Your task is to write out the complete listing exactly as it is shown.

===== PROVIDED RECORDS =====

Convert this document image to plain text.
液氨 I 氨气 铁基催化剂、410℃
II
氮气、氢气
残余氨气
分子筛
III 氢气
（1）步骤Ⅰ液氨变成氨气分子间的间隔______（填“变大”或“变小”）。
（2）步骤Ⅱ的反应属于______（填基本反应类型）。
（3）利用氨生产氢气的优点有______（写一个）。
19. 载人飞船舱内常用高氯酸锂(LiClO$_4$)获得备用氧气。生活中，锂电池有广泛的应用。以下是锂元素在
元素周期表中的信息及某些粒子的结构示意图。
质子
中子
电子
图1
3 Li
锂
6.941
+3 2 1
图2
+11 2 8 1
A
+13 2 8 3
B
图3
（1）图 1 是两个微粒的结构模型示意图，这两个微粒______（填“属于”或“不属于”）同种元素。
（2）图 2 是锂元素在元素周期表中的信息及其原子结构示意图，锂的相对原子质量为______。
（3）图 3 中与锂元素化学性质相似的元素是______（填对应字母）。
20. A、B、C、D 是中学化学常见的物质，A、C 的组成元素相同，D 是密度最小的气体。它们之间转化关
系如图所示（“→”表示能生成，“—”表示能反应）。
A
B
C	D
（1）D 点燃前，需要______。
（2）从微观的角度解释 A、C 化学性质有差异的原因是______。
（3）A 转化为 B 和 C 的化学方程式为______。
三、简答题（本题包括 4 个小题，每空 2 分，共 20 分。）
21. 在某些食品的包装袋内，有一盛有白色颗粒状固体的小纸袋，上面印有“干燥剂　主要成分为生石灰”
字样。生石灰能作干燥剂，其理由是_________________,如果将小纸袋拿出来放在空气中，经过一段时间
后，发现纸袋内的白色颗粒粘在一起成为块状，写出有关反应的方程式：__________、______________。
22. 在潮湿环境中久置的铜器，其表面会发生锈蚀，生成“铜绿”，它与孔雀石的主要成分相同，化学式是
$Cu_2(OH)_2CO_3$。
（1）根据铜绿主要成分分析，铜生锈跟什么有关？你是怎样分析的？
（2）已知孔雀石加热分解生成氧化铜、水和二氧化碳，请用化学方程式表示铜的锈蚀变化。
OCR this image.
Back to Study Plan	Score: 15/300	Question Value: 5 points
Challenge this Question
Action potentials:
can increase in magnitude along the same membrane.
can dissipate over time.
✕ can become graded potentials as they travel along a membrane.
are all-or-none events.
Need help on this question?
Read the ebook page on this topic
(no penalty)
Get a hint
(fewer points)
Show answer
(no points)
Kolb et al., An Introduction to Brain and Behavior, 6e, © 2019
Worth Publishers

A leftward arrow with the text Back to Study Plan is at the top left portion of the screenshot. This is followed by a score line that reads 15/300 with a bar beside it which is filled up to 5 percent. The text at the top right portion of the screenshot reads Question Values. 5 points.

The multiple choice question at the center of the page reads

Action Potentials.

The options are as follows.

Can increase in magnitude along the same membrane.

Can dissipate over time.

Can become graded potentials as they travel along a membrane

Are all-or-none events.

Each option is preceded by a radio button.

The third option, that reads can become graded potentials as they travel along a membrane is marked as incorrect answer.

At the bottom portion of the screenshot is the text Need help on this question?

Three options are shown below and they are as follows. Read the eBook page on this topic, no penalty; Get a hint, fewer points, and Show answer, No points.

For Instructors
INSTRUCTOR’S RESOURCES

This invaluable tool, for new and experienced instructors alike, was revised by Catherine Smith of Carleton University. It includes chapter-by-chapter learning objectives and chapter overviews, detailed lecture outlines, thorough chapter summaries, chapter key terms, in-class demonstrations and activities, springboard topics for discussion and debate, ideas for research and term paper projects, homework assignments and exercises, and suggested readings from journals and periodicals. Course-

=====

# [RESULT OF THIS TASK]
Convert this document image to plain text.
液氨 I 氨气 铁基催化剂、410℃
II
氮气、氢气
残余氨气
分子筛
III 氢气
（1）步骤Ⅰ液氨变成氨气分子间的间隔______（填“变大”或“变小”）。
（2）步骤Ⅱ的反应属于______（填基本反应类型）。
（3）利用氨生产氢气的优点有______（写一个）。
19. 载人飞船舱内常用高氯酸锂(LiClO$_4$)获得备用氧气。生活中，锂电池有广泛的应用。以下是锂元素在
元素周期表中的信息及某些粒子的结构示意图。
质子
中子
电子
图1
3 Li
锂
6.941
+3 2 1
图2
+11 2 8 1
A
+13 2 8 3
B
图3
（1）图 1 是两个微粒的结构模型示意图，这两个微粒______（填“属于”或“不属于”）同种元素。
（2）图 2 是锂元素在元素周期表中的信息及其原子结构示意图，锂的相对原子质量为______。
（3）图 3 中与锂元素化学性质相似的元素是______（填对应字母）。
20. A、B、C、D 是中学化学常见的物质，A、C 的组成元素相同，D 是密度最小的气体。它们之间转化关
系如图所示（“→”表示能生成，“—”表示能反应）。
A
B
C	D
（1）D 点燃前，需要______。
（2）从微观的角度解释 A、C 化学性质有差异的原因是______。
（3）A 转化为 B 和 C 的化学方程式为______。
三、简答题（本题包括 4 个小题，每空 2 分，共 20 分。）
21. 在某些食品的包装袋内，有一盛有白色颗粒状固体的小纸袋，上面印有“干燥剂　主要成分为生石灰”
字样。生石灰能作干燥剂，其理由是_________________,如果将小纸袋拿出来放在空气中，经过一段时间
后，发现纸袋内的白色颗粒粘在一起成为块状，写出有关反应的方程式：__________、______________。
22. 在潮湿环境中久置的铜器，其表面会发生锈蚀，生成“铜绿”，它与孔雀石的主要成分相同，化学式是
$Cu_2(OH)_2CO_3$。
（1）根据铜绿主要成分分析，铜生锈跟什么有关？你是怎样分析的？
（2）已知孔雀石加热分解生成氧化铜、水和二氧化碳，请用化学方程式表示铜的锈蚀变化。
OCR this image.
Back to Study Plan	Score: 15/300	Question Value: 5 points
Challenge this Question
Action potentials:
can increase in magnitude along the same membrane.
can dissipate over time.
✕ can become graded potentials as they travel along a membrane.
are all-or-none events.
Need help on this question?
Read the ebook page on this topic
(no penalty)
Get a hint
(fewer points)
Show answer
(no points)
Kolb et al., An Introduction to Brain and Behavior, 6e, © 2019
Worth Publishers

A leftward arrow with the text Back to Study Plan is at the top left portion of the screenshot. This is followed by a score line that reads 15/300 with a bar beside it which is filled up to 5 percent. The text at the top right portion of the screenshot reads Question Values. 5 points.

The multiple choice question at the center of the page reads

Action Potentials.

The options are as follows.

Can increase in magnitude along the same membrane.

Can dissipate over time.

Can become graded potentials as they travel along a membrane

Are all-or-none events.

Each option is preceded by a radio button.

The third option, that reads can become graded potentials as they travel along a membrane is marked as incorrect answer.

At the bottom portion of the screenshot is the text Need help on this question?

Three options are shown below and they are as follows. Read the eBook page on this topic, no penalty; Get a hint, fewer points, and Show answer, No points.

For Instructors
INSTRUCTOR’S RESOURCES

This invaluable tool, for new and experienced instructors alike, was revised by Catherine Smith of Carleton University. It includes chapter-by-chapter learning objectives and chapter overviews, detailed lecture outlines, thorough chapter summaries, chapter key terms, in-class demonstrations and activities, springboard topics for discussion and debate, ideas for research and term paper projects, homework assignments and exercises, and suggested readings from journals and periodicals. Course-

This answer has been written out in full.